Search the listing below for the string "this" and copy every line where it occurs.

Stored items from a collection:
● ● ● ●
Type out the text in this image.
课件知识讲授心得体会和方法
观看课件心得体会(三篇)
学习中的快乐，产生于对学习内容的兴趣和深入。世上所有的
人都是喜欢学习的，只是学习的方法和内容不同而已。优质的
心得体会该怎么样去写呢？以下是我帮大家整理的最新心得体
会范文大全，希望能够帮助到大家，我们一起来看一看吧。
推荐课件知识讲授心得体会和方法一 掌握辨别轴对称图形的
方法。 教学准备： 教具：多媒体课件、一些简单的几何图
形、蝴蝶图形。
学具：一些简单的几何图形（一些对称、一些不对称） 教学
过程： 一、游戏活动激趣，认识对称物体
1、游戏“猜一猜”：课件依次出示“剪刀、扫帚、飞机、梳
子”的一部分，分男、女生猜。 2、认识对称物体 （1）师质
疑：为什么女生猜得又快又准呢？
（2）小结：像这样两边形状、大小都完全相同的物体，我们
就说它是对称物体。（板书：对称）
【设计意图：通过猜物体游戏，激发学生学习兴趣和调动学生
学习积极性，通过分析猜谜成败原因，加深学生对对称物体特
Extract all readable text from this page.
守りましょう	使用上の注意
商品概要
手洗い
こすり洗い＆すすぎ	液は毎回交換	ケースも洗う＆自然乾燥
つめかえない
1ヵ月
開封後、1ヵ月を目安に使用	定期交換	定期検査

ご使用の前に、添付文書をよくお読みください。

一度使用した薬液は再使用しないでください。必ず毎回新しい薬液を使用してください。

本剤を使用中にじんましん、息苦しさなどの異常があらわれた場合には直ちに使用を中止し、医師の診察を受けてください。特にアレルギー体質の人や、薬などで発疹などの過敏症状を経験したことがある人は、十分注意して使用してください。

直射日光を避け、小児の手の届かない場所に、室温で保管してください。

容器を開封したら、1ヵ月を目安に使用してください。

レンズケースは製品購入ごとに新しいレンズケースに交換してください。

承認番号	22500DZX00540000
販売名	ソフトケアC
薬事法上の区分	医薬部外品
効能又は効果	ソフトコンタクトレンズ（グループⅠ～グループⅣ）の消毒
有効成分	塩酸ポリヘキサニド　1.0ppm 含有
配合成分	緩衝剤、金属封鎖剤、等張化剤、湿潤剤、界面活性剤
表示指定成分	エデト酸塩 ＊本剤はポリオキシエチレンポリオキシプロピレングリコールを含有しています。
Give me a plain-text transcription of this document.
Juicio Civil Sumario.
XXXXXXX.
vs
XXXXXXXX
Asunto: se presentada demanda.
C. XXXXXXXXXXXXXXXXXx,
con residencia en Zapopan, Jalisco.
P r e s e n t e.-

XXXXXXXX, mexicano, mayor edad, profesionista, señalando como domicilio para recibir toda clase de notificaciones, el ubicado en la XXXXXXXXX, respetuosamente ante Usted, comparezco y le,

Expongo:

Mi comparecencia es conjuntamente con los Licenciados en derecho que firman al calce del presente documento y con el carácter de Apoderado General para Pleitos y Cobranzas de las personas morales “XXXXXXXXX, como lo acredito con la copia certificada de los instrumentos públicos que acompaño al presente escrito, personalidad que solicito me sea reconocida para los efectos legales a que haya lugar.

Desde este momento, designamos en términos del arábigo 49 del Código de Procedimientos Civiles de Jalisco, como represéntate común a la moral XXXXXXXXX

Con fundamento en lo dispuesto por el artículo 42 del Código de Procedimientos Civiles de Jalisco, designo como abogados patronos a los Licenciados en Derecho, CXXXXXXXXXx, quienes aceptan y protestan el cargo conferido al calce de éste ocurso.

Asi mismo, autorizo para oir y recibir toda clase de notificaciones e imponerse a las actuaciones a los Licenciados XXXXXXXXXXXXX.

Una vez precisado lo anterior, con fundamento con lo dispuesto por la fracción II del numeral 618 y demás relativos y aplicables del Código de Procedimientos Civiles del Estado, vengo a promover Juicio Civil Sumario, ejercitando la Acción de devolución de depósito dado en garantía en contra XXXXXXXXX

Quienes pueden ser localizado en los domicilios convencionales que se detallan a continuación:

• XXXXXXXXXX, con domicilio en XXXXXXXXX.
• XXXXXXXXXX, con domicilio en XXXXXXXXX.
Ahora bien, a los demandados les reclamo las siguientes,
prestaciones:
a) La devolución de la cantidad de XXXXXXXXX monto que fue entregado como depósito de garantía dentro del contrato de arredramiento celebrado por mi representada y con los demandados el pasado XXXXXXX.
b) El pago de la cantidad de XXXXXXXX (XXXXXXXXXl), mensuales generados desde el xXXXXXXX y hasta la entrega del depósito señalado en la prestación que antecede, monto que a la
● ● ● ●
Correct output:
Type out the text in this image.
Extract all readable text from this page.
Give me a plain-text transcription of this document.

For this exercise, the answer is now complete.